**DIRECTION**
Below is a block of records; reproduce all of them exactly and leave out any pictures.

**THE RECORDS**
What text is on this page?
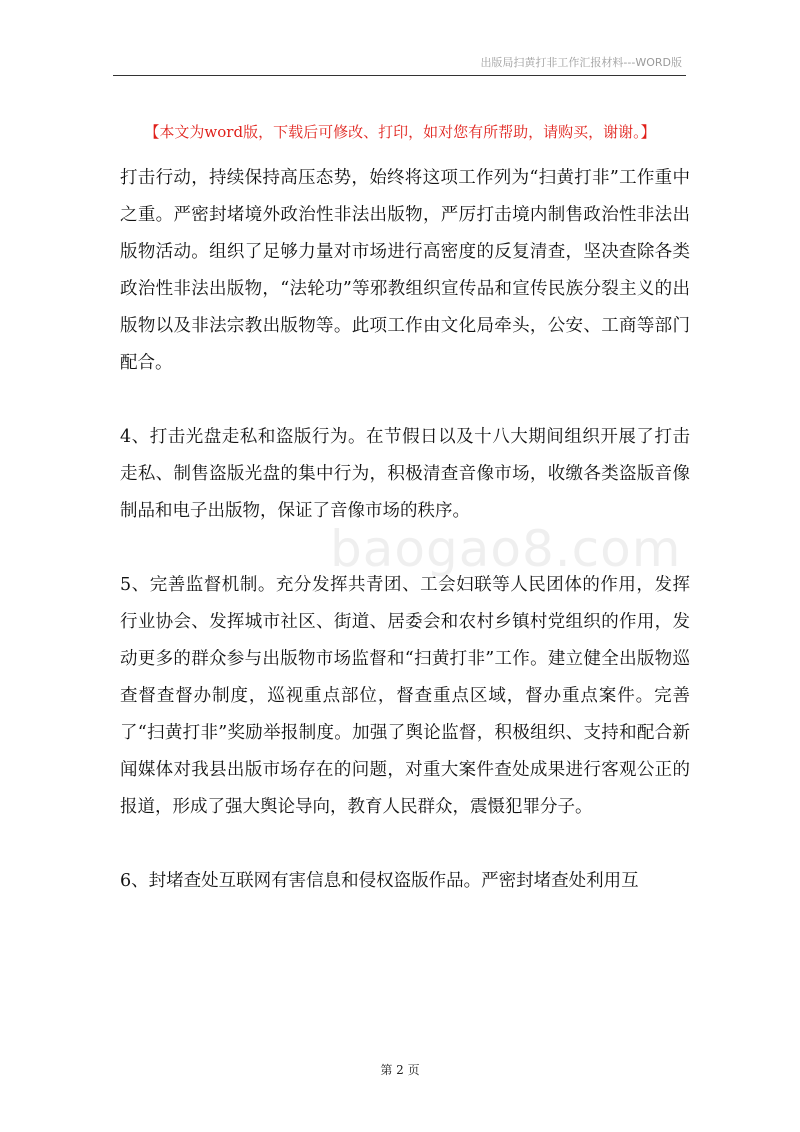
出版局扫黄打非工作汇报材料---WORD版
【本文为word版，下载后可修改、打印，如对您有所帮助，请购买，谢谢。】

打击行动，持续保持高压态势，始终将这项工作列为“扫黄打非”工作重中之重。严密封堵境外政治性非法出版物，严厉打击境内制售政治性非法出版物活动。组织了足够力量对市场进行高密度的反复清查，坚决查除各类政治性非法出版物，“法轮功”等邪教组织宣传品和宣传民族分裂主义的出版物以及非法宗教出版物等。此项工作由文化局牵头，公安、工商等部门配合。

4、打击光盘走私和盗版行为。在节假日以及十八大期间组织开展了打击走私、制售盗版光盘的集中行为，积极清查音像市场，收缴各类盗版音像制品和电子出版物，保证了音像市场的秩序。

5、完善监督机制。充分发挥共青团、工会妇联等人民团体的作用，发挥行业协会、发挥城市社区、街道、居委会和农村乡镇村党组织的作用，发动更多的群众参与出版物市场监督和“扫黄打非”工作。建立健全出版物巡查督查督办制度，巡视重点部位，督查重点区域，督办重点案件。完善了“扫黄打非”奖励举报制度。加强了舆论监督，积极组织、支持和配合新闻媒体对我县出版市场存在的问题，对重大案件查处成果进行客观公正的报道，形成了强大舆论导向，教育人民群众，震慑犯罪分子。

6、封堵查处互联网有害信息和侵权盗版作品。严密封堵查处利用互

baogao8.com
第 2 页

**REPLY TO THE EXERCISE**
What text is on this page?
出版局扫黄打非工作汇报材料---WORD版
【本文为word版，下载后可修改、打印，如对您有所帮助，请购买，谢谢。】

打击行动，持续保持高压态势，始终将这项工作列为“扫黄打非”工作重中之重。严密封堵境外政治性非法出版物，严厉打击境内制售政治性非法出版物活动。组织了足够力量对市场进行高密度的反复清查，坚决查除各类政治性非法出版物，“法轮功”等邪教组织宣传品和宣传民族分裂主义的出版物以及非法宗教出版物等。此项工作由文化局牵头，公安、工商等部门配合。

4、打击光盘走私和盗版行为。在节假日以及十八大期间组织开展了打击走私、制售盗版光盘的集中行为，积极清查音像市场，收缴各类盗版音像制品和电子出版物，保证了音像市场的秩序。

5、完善监督机制。充分发挥共青团、工会妇联等人民团体的作用，发挥行业协会、发挥城市社区、街道、居委会和农村乡镇村党组织的作用，发动更多的群众参与出版物市场监督和“扫黄打非”工作。建立健全出版物巡查督查督办制度，巡视重点部位，督查重点区域，督办重点案件。完善了“扫黄打非”奖励举报制度。加强了舆论监督，积极组织、支持和配合新闻媒体对我县出版市场存在的问题，对重大案件查处成果进行客观公正的报道，形成了强大舆论导向，教育人民群众，震慑犯罪分子。

6、封堵查处互联网有害信息和侵权盗版作品。严密封堵查处利用互

baogao8.com
第 2 页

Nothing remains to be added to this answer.